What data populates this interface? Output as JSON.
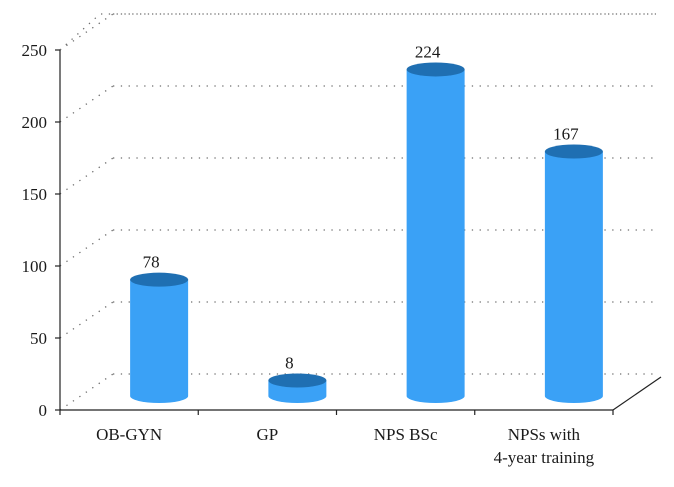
{
  "chart_data": {
    "type": "bar",
    "categories": [
      [
        "OB-GYN"
      ],
      [
        "GP"
      ],
      [
        "NPS BSc"
      ],
      [
        "NPSs with",
        "4-year training"
      ]
    ],
    "values": [
      78,
      8,
      224,
      167
    ],
    "data_labels": [
      "78",
      "8",
      "224",
      "167"
    ],
    "yticks": [
      0,
      50,
      100,
      150,
      200,
      250
    ],
    "ylim": [
      0,
      250
    ],
    "title": "",
    "xlabel": "",
    "ylabel": "",
    "grid": "dotted",
    "style": "3d-cylinder",
    "colors": {
      "bar_body": "#3aa1f6",
      "bar_top": "#1f6fb2",
      "axis": "#222222",
      "grid": "#6d6d6d"
    }
  }
}
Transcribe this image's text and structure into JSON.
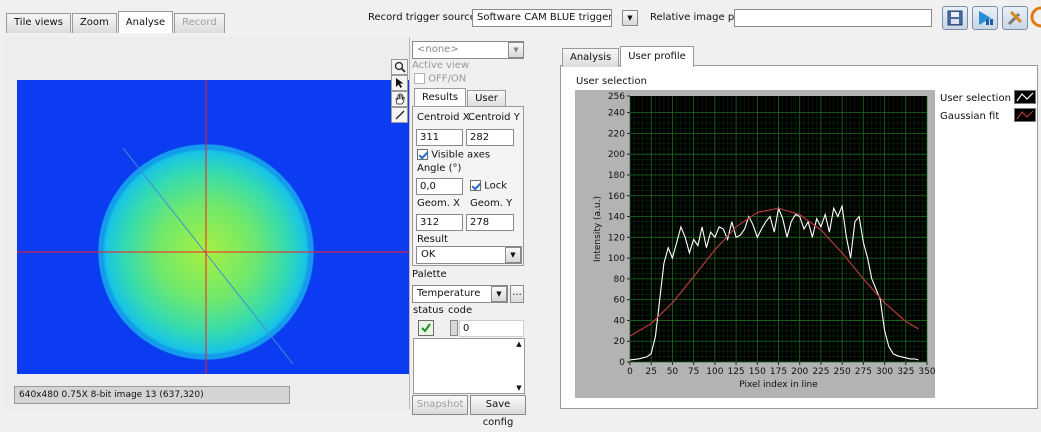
{
  "tabs": [
    {
      "label": "Tile views",
      "state": "normal"
    },
    {
      "label": "Zoom",
      "state": "normal"
    },
    {
      "label": "Analyse",
      "state": "active"
    },
    {
      "label": "Record",
      "state": "disabled"
    }
  ],
  "topbar": {
    "trigger_label": "Record trigger source",
    "trigger_value": "Software CAM BLUE trigger",
    "path_label": "Relative image path",
    "path_value": ""
  },
  "image_view": {
    "status_text": "640x480 0.75X 8-bit image 13    (637,320)",
    "beam_colors": [
      "#0b3cf2",
      "#18c4e6",
      "#45e39a",
      "#a9f041"
    ]
  },
  "side_panel": {
    "view_select": "<none>",
    "active_view_label": "Active view",
    "off_on_label": "OFF/ON",
    "tabs": [
      "Results",
      "User"
    ],
    "centroid_x_label": "Centroid X",
    "centroid_y_label": "Centroid Y",
    "centroid_x": "311",
    "centroid_y": "282",
    "visible_axes_label": "Visible axes",
    "angle_label": "Angle (°)",
    "angle_value": "0,0",
    "lock_label": "Lock",
    "geom_x_label": "Geom. X",
    "geom_y_label": "Geom. Y",
    "geom_x": "312",
    "geom_y": "278",
    "result_label": "Result",
    "result_value": "OK",
    "palette_label": "Palette",
    "palette_value": "Temperature",
    "palette_more": "...",
    "status_label": "status",
    "code_label": "code",
    "code_value": "0",
    "snapshot_label": "Snapshot",
    "save_config_label": "Save config"
  },
  "right_panel": {
    "tabs": [
      "Analysis",
      "User profile"
    ],
    "active_tab": "User profile",
    "section_label": "User selection",
    "legend": [
      {
        "name": "User selection",
        "color": "#ffffff"
      },
      {
        "name": "Gaussian fit",
        "color": "#b33a3a"
      }
    ]
  },
  "chart_data": {
    "type": "line",
    "title": "",
    "xlabel": "Pixel index in line",
    "ylabel": "Intensity (a.u.)",
    "xlim": [
      0,
      350
    ],
    "ylim": [
      0,
      256
    ],
    "xticks": [
      0,
      25,
      50,
      75,
      100,
      125,
      150,
      175,
      200,
      225,
      250,
      275,
      300,
      325,
      350
    ],
    "yticks": [
      0,
      20,
      40,
      60,
      80,
      100,
      120,
      140,
      160,
      180,
      200,
      220,
      240,
      256
    ],
    "grid": true,
    "background": "#000000",
    "grid_color": "#1f6b1f",
    "series": [
      {
        "name": "User selection",
        "color": "#ffffff",
        "x": [
          0,
          10,
          20,
          25,
          30,
          35,
          40,
          45,
          50,
          55,
          60,
          65,
          70,
          75,
          80,
          85,
          90,
          95,
          100,
          105,
          110,
          115,
          120,
          125,
          130,
          135,
          140,
          145,
          150,
          155,
          160,
          165,
          170,
          175,
          180,
          185,
          190,
          195,
          200,
          205,
          210,
          215,
          220,
          225,
          230,
          235,
          240,
          245,
          250,
          255,
          260,
          265,
          270,
          275,
          280,
          285,
          290,
          295,
          300,
          305,
          310,
          315,
          320,
          325,
          330,
          335,
          340
        ],
        "y": [
          2,
          3,
          5,
          8,
          25,
          60,
          95,
          110,
          100,
          115,
          130,
          120,
          105,
          118,
          112,
          130,
          110,
          125,
          120,
          130,
          128,
          118,
          135,
          120,
          122,
          128,
          140,
          132,
          120,
          128,
          135,
          140,
          125,
          148,
          138,
          120,
          135,
          142,
          140,
          128,
          135,
          120,
          138,
          130,
          142,
          125,
          148,
          140,
          150,
          120,
          100,
          135,
          140,
          115,
          100,
          80,
          70,
          60,
          30,
          15,
          8,
          6,
          5,
          4,
          3,
          3,
          2
        ]
      },
      {
        "name": "Gaussian fit",
        "color": "#b33a3a",
        "x": [
          0,
          25,
          50,
          75,
          100,
          125,
          150,
          175,
          200,
          225,
          250,
          275,
          300,
          325,
          340
        ],
        "y": [
          25,
          37,
          57,
          82,
          108,
          130,
          144,
          148,
          142,
          127,
          105,
          80,
          57,
          39,
          32
        ]
      }
    ]
  }
}
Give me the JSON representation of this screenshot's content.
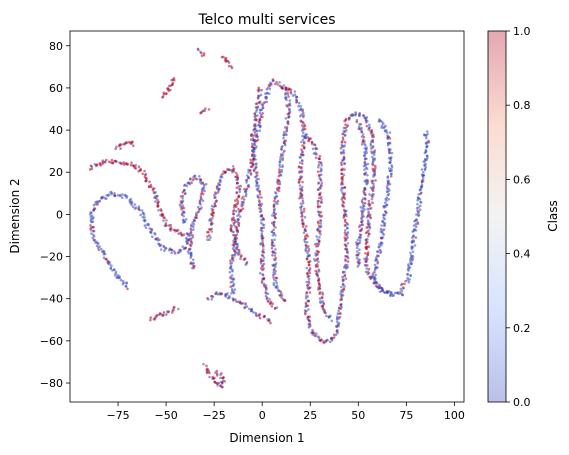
{
  "chart_data": {
    "type": "scatter",
    "title": "Telco multi services",
    "xlabel": "Dimension 1",
    "ylabel": "Dimension 2",
    "xlim": [
      -100,
      105
    ],
    "ylim": [
      -89,
      87
    ],
    "x_ticks": [
      "−75",
      "−50",
      "−25",
      "0",
      "25",
      "50",
      "75",
      "100"
    ],
    "x_tick_values": [
      -75,
      -50,
      -25,
      0,
      25,
      50,
      75,
      100
    ],
    "y_ticks": [
      "−80",
      "−60",
      "−40",
      "−20",
      "0",
      "20",
      "40",
      "60",
      "80"
    ],
    "y_tick_values": [
      -80,
      -60,
      -40,
      -20,
      0,
      20,
      40,
      60,
      80
    ],
    "grid": false,
    "colormap": "coolwarm",
    "alpha": 0.35,
    "colorbar": {
      "label": "Class",
      "range": [
        0,
        1
      ],
      "tick_labels": [
        "0.0",
        "0.2",
        "0.4",
        "0.6",
        "0.8",
        "1.0"
      ],
      "tick_values": [
        0,
        0.2,
        0.4,
        0.6,
        0.8,
        1.0
      ],
      "colors": [
        "#3b4cc0",
        "#b40426"
      ]
    },
    "series": [
      {
        "class_mix": 0.15,
        "points": [
          [
            -70,
            -35
          ],
          [
            -80,
            -23
          ],
          [
            -88,
            -10
          ],
          [
            -89,
            0
          ],
          [
            -86,
            6
          ],
          [
            -78,
            10
          ],
          [
            -70,
            8
          ],
          [
            -64,
            2
          ],
          [
            -58,
            -8
          ],
          [
            -52,
            -16
          ],
          [
            -45,
            -18
          ],
          [
            -40,
            -15
          ],
          [
            -38,
            -8
          ]
        ]
      },
      {
        "class_mix": 0.7,
        "points": [
          [
            -90,
            22
          ],
          [
            -82,
            25
          ],
          [
            -75,
            25
          ],
          [
            -68,
            24
          ],
          [
            -62,
            20
          ],
          [
            -57,
            12
          ],
          [
            -53,
            2
          ],
          [
            -50,
            -5
          ],
          [
            -45,
            -8
          ],
          [
            -40,
            -10
          ]
        ]
      },
      {
        "class_mix": 0.75,
        "points": [
          [
            -76,
            31
          ],
          [
            -70,
            34
          ],
          [
            -66,
            33
          ]
        ]
      },
      {
        "class_mix": 0.75,
        "points": [
          [
            -52,
            56
          ],
          [
            -48,
            60
          ],
          [
            -45,
            65
          ]
        ]
      },
      {
        "class_mix": 0.8,
        "points": [
          [
            -33,
            78
          ],
          [
            -30,
            75
          ]
        ]
      },
      {
        "class_mix": 0.8,
        "points": [
          [
            -20,
            75
          ],
          [
            -17,
            72
          ],
          [
            -15,
            70
          ]
        ]
      },
      {
        "class_mix": 0.6,
        "points": [
          [
            -32,
            48
          ],
          [
            -28,
            50
          ]
        ]
      },
      {
        "class_mix": 0.3,
        "points": [
          [
            -36,
            -26
          ],
          [
            -38,
            -15
          ],
          [
            -36,
            -5
          ],
          [
            -32,
            5
          ],
          [
            -30,
            14
          ],
          [
            -34,
            18
          ],
          [
            -40,
            14
          ],
          [
            -42,
            5
          ],
          [
            -40,
            -5
          ]
        ]
      },
      {
        "class_mix": 0.45,
        "points": [
          [
            -28,
            -12
          ],
          [
            -26,
            0
          ],
          [
            -24,
            10
          ],
          [
            -20,
            20
          ],
          [
            -15,
            22
          ],
          [
            -12,
            14
          ],
          [
            -14,
            2
          ],
          [
            -16,
            -8
          ],
          [
            -12,
            -18
          ],
          [
            -8,
            -24
          ]
        ]
      },
      {
        "class_mix": 0.35,
        "points": [
          [
            -28,
            -40
          ],
          [
            -22,
            -37
          ],
          [
            -15,
            -40
          ],
          [
            -8,
            -44
          ],
          [
            -2,
            -48
          ],
          [
            5,
            -51
          ]
        ]
      },
      {
        "class_mix": 0.35,
        "points": [
          [
            -15,
            -38
          ],
          [
            -16,
            -25
          ],
          [
            -14,
            -12
          ],
          [
            -12,
            0
          ],
          [
            -9,
            10
          ],
          [
            -6,
            22
          ],
          [
            -3,
            35
          ],
          [
            0,
            50
          ],
          [
            3,
            58
          ],
          [
            6,
            63
          ],
          [
            12,
            60
          ],
          [
            14,
            50
          ],
          [
            12,
            38
          ],
          [
            10,
            24
          ],
          [
            8,
            12
          ],
          [
            6,
            -2
          ],
          [
            6,
            -18
          ],
          [
            7,
            -34
          ],
          [
            12,
            -42
          ]
        ]
      },
      {
        "class_mix": 0.4,
        "points": [
          [
            -1,
            60
          ],
          [
            -3,
            48
          ],
          [
            -5,
            38
          ],
          [
            -4,
            25
          ],
          [
            -2,
            12
          ],
          [
            0,
            0
          ],
          [
            0,
            -15
          ],
          [
            0,
            -30
          ],
          [
            3,
            -40
          ],
          [
            7,
            -45
          ]
        ]
      },
      {
        "class_mix": 0.5,
        "points": [
          [
            10,
            60
          ],
          [
            16,
            58
          ],
          [
            20,
            50
          ],
          [
            22,
            38
          ],
          [
            20,
            25
          ],
          [
            20,
            10
          ],
          [
            22,
            -5
          ],
          [
            24,
            -20
          ],
          [
            24,
            -35
          ],
          [
            23,
            -46
          ],
          [
            26,
            -56
          ],
          [
            32,
            -61
          ],
          [
            38,
            -58
          ],
          [
            40,
            -48
          ],
          [
            42,
            -35
          ],
          [
            44,
            -22
          ],
          [
            44,
            -8
          ],
          [
            42,
            8
          ],
          [
            42,
            22
          ],
          [
            42,
            34
          ],
          [
            44,
            44
          ],
          [
            48,
            48
          ],
          [
            54,
            46
          ],
          [
            57,
            38
          ],
          [
            58,
            28
          ],
          [
            58,
            16
          ],
          [
            56,
            4
          ],
          [
            55,
            -10
          ],
          [
            54,
            -20
          ],
          [
            55,
            -28
          ],
          [
            60,
            -34
          ],
          [
            66,
            -38
          ],
          [
            72,
            -38
          ],
          [
            74,
            -32
          ]
        ]
      },
      {
        "class_mix": 0.5,
        "points": [
          [
            22,
            38
          ],
          [
            26,
            34
          ],
          [
            30,
            25
          ],
          [
            30,
            10
          ],
          [
            30,
            -5
          ],
          [
            28,
            -20
          ],
          [
            30,
            -35
          ],
          [
            32,
            -46
          ],
          [
            36,
            -50
          ]
        ]
      },
      {
        "class_mix": 0.25,
        "points": [
          [
            50,
            44
          ],
          [
            54,
            30
          ],
          [
            54,
            15
          ],
          [
            52,
            0
          ],
          [
            50,
            -14
          ],
          [
            50,
            -25
          ]
        ]
      },
      {
        "class_mix": 0.05,
        "points": [
          [
            60,
            45
          ],
          [
            66,
            38
          ],
          [
            67,
            26
          ],
          [
            66,
            14
          ],
          [
            64,
            2
          ],
          [
            62,
            -12
          ],
          [
            60,
            -22
          ],
          [
            58,
            -30
          ],
          [
            62,
            -36
          ],
          [
            68,
            -37
          ]
        ]
      },
      {
        "class_mix": 0.05,
        "points": [
          [
            76,
            -32
          ],
          [
            78,
            -18
          ],
          [
            80,
            -5
          ],
          [
            82,
            8
          ],
          [
            84,
            22
          ],
          [
            86,
            32
          ],
          [
            85,
            40
          ]
        ]
      },
      {
        "class_mix": 0.55,
        "points": [
          [
            -58,
            -50
          ],
          [
            -54,
            -48
          ],
          [
            -48,
            -46
          ],
          [
            -44,
            -44
          ]
        ]
      },
      {
        "class_mix": 0.6,
        "points": [
          [
            -30,
            -72
          ],
          [
            -26,
            -78
          ],
          [
            -22,
            -82
          ],
          [
            -20,
            -78
          ],
          [
            -24,
            -74
          ]
        ]
      }
    ]
  }
}
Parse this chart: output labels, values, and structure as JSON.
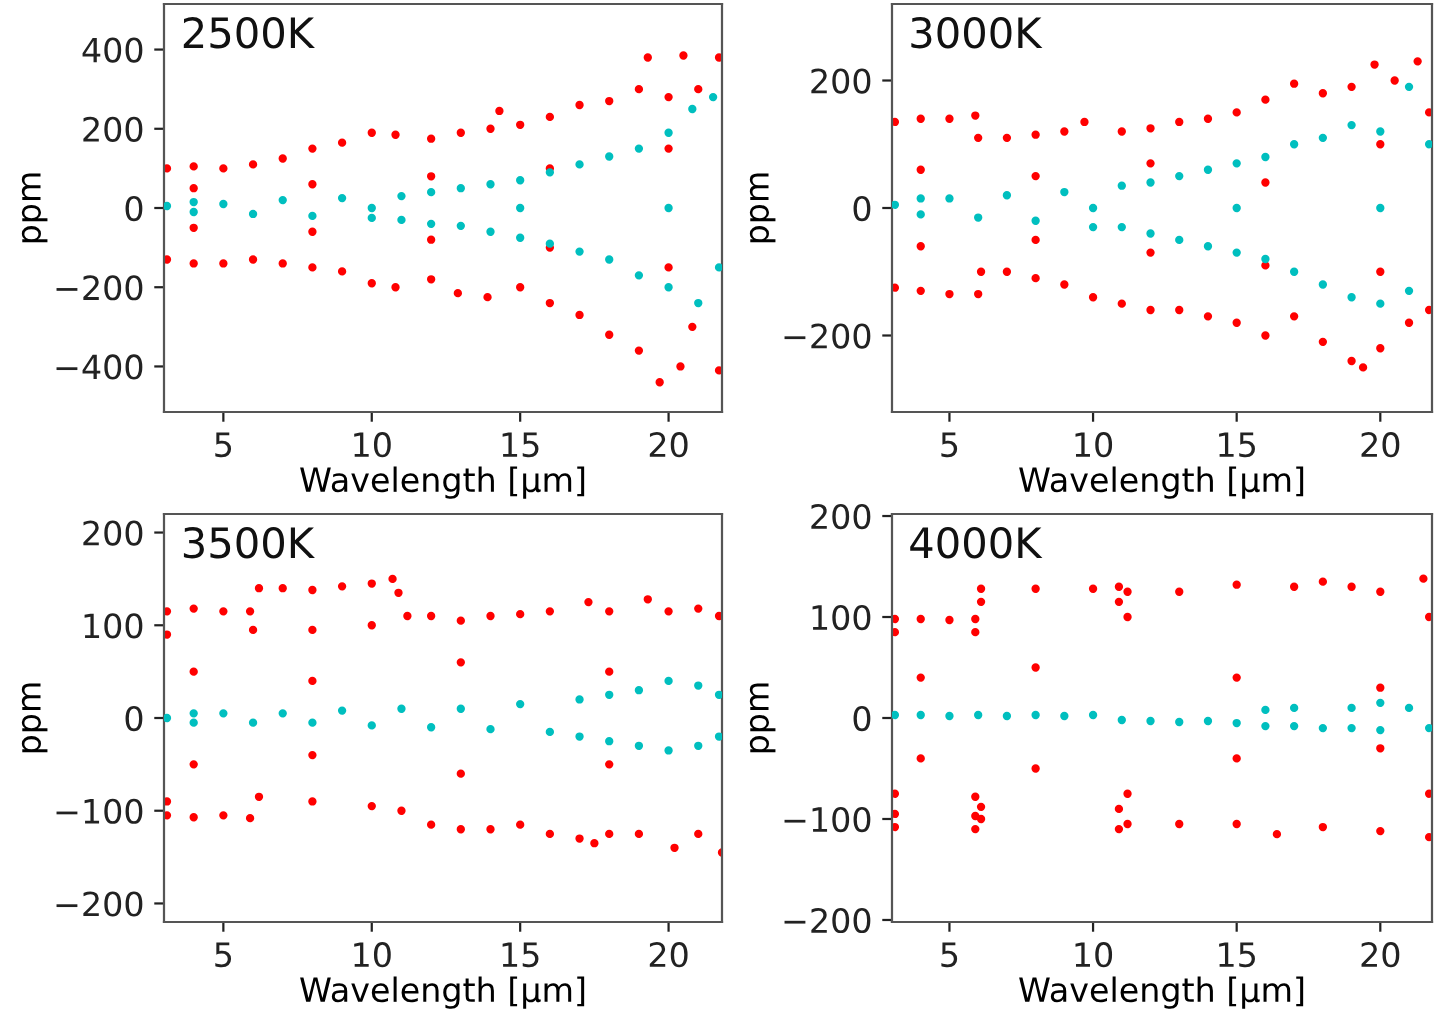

▶ _Short task_
Indicate how many lines of the material include the word "ylabel"; the number alone is required.

▶ _Response_
3